(Requirements):
Provide a single number: the count of lines containing the string "text".

(Material):
____________________

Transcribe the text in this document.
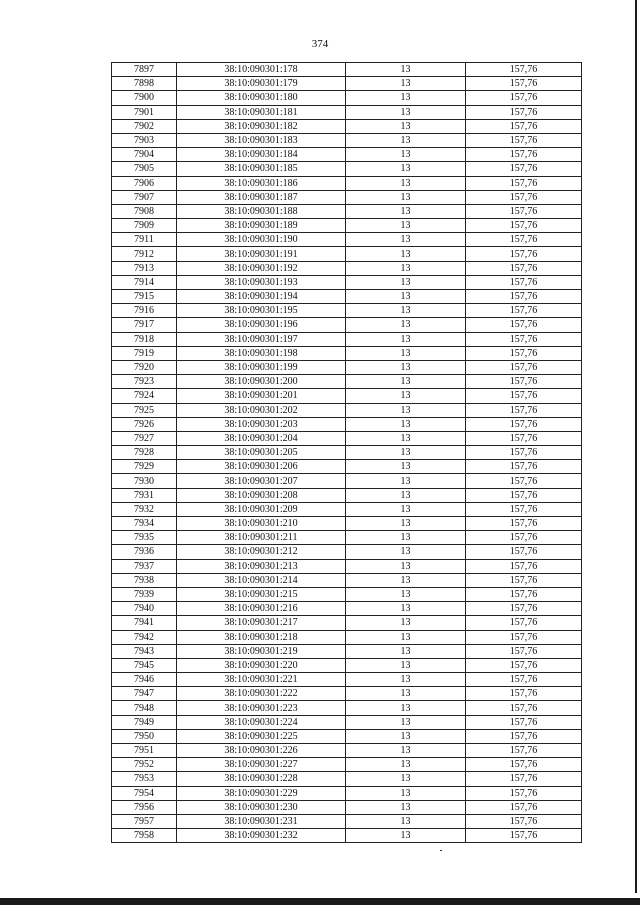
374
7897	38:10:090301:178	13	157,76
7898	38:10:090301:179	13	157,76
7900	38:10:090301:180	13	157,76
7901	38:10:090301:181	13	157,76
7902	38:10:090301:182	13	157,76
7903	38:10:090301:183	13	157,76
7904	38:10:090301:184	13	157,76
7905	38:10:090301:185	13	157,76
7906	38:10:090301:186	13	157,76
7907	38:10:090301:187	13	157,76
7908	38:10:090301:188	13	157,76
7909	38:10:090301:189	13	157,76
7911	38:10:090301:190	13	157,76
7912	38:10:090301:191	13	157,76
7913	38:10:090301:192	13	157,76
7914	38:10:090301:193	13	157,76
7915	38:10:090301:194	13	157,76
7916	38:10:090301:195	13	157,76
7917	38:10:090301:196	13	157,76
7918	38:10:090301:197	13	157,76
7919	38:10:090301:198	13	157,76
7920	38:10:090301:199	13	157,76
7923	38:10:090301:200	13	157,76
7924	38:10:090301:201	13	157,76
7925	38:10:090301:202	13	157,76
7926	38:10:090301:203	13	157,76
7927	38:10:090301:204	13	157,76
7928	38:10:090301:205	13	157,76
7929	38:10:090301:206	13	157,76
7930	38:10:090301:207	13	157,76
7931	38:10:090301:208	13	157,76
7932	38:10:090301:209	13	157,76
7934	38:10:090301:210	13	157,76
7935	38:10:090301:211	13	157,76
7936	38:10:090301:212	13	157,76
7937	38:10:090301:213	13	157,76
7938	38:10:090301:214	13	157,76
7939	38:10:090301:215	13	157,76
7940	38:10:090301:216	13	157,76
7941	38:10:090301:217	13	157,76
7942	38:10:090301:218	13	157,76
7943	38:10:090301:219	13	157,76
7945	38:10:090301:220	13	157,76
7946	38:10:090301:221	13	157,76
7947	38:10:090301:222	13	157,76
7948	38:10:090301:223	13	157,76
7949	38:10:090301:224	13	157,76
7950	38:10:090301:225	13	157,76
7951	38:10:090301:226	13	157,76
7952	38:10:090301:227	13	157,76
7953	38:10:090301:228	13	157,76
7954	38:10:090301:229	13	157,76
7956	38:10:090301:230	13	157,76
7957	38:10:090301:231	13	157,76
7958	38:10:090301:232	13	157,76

____________________

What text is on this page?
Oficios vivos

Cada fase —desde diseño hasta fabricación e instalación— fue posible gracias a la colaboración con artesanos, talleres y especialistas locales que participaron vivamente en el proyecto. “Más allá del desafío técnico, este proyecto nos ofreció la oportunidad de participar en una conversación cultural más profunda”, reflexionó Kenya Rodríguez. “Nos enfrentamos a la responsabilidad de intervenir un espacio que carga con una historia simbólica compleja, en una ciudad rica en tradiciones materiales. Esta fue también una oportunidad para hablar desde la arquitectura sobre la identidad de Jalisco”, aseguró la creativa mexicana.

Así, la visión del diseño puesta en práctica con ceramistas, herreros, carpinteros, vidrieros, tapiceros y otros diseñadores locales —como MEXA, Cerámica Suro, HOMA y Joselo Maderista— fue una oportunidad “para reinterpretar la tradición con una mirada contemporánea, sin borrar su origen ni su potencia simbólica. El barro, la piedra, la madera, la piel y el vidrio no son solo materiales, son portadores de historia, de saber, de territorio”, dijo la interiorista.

____________________

(Output for this exercise):
2